--- START OF Exercise data ---

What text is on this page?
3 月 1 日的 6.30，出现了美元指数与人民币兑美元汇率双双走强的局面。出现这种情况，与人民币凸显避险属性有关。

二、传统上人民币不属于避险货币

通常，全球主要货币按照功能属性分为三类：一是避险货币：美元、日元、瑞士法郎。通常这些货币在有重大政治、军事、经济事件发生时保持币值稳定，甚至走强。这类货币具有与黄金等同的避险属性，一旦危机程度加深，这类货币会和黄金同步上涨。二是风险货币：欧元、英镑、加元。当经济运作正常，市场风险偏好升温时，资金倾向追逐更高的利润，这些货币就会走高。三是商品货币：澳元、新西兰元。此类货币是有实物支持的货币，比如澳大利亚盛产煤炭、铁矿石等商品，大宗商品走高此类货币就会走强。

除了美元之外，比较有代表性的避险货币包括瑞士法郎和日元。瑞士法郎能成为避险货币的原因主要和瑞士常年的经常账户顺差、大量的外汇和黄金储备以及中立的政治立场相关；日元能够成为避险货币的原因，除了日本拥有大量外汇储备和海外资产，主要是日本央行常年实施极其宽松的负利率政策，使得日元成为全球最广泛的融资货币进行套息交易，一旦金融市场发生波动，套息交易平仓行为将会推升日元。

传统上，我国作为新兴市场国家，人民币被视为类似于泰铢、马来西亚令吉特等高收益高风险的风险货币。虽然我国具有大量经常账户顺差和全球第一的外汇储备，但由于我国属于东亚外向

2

--- END OF Exercise data ---

* What to produce *
Extract each line from the listing above, please, and repeat it exactly.

* Response to this task *
What text is on this page?
3 月 1 日的 6.30，出现了美元指数与人民币兑美元汇率双双走强的局面。出现这种情况，与人民币凸显避险属性有关。

二、传统上人民币不属于避险货币

通常，全球主要货币按照功能属性分为三类：一是避险货币：美元、日元、瑞士法郎。通常这些货币在有重大政治、军事、经济事件发生时保持币值稳定，甚至走强。这类货币具有与黄金等同的避险属性，一旦危机程度加深，这类货币会和黄金同步上涨。二是风险货币：欧元、英镑、加元。当经济运作正常，市场风险偏好升温时，资金倾向追逐更高的利润，这些货币就会走高。三是商品货币：澳元、新西兰元。此类货币是有实物支持的货币，比如澳大利亚盛产煤炭、铁矿石等商品，大宗商品走高此类货币就会走强。

除了美元之外，比较有代表性的避险货币包括瑞士法郎和日元。瑞士法郎能成为避险货币的原因主要和瑞士常年的经常账户顺差、大量的外汇和黄金储备以及中立的政治立场相关；日元能够成为避险货币的原因，除了日本拥有大量外汇储备和海外资产，主要是日本央行常年实施极其宽松的负利率政策，使得日元成为全球最广泛的融资货币进行套息交易，一旦金融市场发生波动，套息交易平仓行为将会推升日元。

传统上，我国作为新兴市场国家，人民币被视为类似于泰铢、马来西亚令吉特等高收益高风险的风险货币。虽然我国具有大量经常账户顺差和全球第一的外汇储备，但由于我国属于东亚外向

2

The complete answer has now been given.